Search the data for the string "structured" and gather each line it is in.

* * * * * * *

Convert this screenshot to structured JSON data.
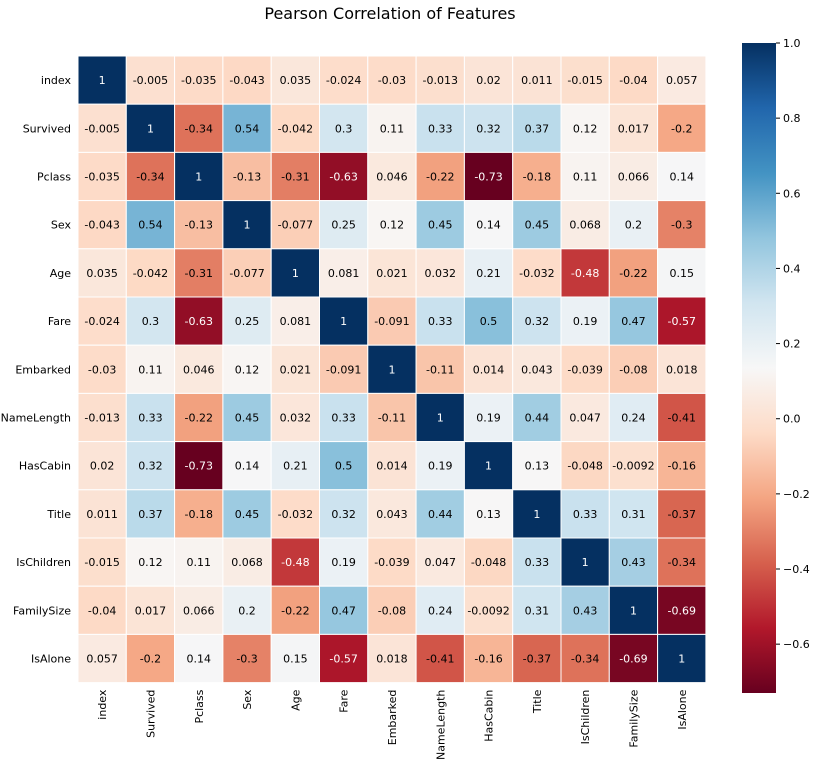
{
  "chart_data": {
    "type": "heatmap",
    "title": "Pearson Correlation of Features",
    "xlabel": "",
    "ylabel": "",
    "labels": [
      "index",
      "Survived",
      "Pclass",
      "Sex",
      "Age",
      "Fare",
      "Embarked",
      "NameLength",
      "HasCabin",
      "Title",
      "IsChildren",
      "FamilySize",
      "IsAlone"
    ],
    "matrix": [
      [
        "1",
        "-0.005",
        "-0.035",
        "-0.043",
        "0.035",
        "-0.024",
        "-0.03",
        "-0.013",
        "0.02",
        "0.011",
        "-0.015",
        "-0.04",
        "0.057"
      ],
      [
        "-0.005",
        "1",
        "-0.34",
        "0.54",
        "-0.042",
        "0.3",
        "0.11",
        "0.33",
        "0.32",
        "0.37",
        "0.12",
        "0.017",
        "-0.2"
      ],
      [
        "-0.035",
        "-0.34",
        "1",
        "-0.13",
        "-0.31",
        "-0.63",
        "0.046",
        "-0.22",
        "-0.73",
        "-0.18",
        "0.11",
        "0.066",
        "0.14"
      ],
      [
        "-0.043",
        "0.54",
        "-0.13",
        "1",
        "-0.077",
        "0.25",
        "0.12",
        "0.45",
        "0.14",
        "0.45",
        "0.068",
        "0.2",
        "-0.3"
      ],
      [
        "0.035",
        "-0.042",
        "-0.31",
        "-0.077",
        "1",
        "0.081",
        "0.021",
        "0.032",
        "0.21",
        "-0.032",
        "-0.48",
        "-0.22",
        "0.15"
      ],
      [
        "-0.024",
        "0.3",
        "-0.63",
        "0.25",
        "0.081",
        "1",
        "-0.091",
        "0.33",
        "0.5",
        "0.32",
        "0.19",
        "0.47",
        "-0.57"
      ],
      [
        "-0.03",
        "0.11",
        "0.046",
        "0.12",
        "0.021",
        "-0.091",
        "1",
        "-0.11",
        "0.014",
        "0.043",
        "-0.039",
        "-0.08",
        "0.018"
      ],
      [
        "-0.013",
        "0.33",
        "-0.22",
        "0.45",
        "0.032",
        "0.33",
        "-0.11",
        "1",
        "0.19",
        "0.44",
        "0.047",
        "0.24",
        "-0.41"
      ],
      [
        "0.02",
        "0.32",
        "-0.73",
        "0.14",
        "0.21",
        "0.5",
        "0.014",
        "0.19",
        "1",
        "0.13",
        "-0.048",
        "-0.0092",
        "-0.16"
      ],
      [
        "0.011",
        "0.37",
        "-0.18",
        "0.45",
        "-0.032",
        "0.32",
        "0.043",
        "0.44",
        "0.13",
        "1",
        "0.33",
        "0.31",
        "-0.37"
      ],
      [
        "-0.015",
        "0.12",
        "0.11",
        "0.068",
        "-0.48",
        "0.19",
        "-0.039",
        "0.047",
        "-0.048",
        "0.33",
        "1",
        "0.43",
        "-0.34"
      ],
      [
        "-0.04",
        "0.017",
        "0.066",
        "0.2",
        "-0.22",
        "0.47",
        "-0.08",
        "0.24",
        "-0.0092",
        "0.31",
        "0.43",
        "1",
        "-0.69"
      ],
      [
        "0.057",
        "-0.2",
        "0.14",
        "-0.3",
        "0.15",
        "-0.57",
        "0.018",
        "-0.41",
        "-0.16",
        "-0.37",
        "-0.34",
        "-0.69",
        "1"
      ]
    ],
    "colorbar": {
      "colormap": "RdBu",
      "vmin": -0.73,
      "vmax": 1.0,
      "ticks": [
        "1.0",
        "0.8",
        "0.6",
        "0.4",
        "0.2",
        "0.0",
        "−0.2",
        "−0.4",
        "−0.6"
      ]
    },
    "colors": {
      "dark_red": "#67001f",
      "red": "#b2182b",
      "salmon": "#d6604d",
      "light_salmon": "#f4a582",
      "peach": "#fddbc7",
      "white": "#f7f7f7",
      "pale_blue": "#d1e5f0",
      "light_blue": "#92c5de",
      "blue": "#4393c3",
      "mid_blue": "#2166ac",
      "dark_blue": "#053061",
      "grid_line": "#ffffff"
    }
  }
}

* * * * * * *

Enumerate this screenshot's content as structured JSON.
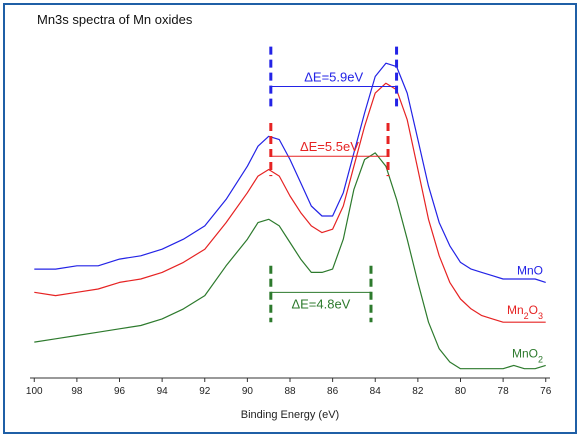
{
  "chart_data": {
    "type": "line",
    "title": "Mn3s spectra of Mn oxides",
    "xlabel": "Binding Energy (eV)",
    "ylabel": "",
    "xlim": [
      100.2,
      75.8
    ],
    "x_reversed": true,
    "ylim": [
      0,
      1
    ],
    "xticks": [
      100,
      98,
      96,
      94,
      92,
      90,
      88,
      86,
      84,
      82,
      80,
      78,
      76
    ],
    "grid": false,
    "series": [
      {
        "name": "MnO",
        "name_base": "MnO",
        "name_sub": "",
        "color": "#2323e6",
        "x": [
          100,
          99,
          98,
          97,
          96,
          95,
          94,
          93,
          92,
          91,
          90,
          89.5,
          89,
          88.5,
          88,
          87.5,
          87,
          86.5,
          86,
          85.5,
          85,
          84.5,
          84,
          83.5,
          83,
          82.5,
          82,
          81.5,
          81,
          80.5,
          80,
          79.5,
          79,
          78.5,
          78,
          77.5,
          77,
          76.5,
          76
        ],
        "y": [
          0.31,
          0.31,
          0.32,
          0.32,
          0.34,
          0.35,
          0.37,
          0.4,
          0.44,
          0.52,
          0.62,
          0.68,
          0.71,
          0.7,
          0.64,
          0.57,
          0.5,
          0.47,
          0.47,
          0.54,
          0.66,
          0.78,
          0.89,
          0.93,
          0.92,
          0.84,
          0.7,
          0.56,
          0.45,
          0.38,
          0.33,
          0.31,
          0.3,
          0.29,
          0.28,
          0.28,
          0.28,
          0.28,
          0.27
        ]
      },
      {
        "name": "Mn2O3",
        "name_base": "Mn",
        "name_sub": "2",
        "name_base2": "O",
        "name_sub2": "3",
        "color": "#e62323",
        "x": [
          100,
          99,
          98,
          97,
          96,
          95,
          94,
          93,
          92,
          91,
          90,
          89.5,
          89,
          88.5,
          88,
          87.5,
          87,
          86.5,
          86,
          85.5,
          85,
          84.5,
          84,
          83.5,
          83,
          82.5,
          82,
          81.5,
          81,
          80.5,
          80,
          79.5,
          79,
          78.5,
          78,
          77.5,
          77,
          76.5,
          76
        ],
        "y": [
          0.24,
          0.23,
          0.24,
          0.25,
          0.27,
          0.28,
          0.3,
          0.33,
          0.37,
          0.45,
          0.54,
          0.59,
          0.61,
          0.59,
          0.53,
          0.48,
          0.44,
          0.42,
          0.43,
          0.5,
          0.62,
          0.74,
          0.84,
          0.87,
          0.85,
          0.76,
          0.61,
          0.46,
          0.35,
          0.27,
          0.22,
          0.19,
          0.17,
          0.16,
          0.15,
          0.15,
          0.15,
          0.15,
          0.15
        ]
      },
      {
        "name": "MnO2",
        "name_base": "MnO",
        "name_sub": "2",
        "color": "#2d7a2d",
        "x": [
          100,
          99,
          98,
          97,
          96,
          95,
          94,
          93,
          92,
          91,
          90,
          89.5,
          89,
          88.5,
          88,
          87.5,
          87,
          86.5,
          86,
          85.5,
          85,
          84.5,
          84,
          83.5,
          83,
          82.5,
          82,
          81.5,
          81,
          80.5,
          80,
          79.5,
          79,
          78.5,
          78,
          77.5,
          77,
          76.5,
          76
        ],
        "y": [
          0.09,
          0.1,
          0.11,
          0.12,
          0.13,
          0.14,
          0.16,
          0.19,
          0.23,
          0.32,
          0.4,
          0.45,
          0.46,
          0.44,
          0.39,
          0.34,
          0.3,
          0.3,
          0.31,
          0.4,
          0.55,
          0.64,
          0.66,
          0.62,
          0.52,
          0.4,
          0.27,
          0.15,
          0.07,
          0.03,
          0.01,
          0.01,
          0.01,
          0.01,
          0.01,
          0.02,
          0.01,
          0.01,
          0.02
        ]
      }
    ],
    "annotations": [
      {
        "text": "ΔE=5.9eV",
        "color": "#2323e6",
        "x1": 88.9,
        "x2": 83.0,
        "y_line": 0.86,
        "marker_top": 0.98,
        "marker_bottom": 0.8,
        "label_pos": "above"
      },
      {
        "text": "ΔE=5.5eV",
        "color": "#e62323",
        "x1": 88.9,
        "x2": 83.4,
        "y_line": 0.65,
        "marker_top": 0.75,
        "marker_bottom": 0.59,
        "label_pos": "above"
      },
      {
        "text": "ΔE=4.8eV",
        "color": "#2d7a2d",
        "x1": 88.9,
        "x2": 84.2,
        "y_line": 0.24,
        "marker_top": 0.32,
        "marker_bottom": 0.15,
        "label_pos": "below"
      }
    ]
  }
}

* * * * * * *

▶ **Answer to this problem**:
Convert this screenshot to structured JSON data.
Enumerate this screenshot's content as structured JSON.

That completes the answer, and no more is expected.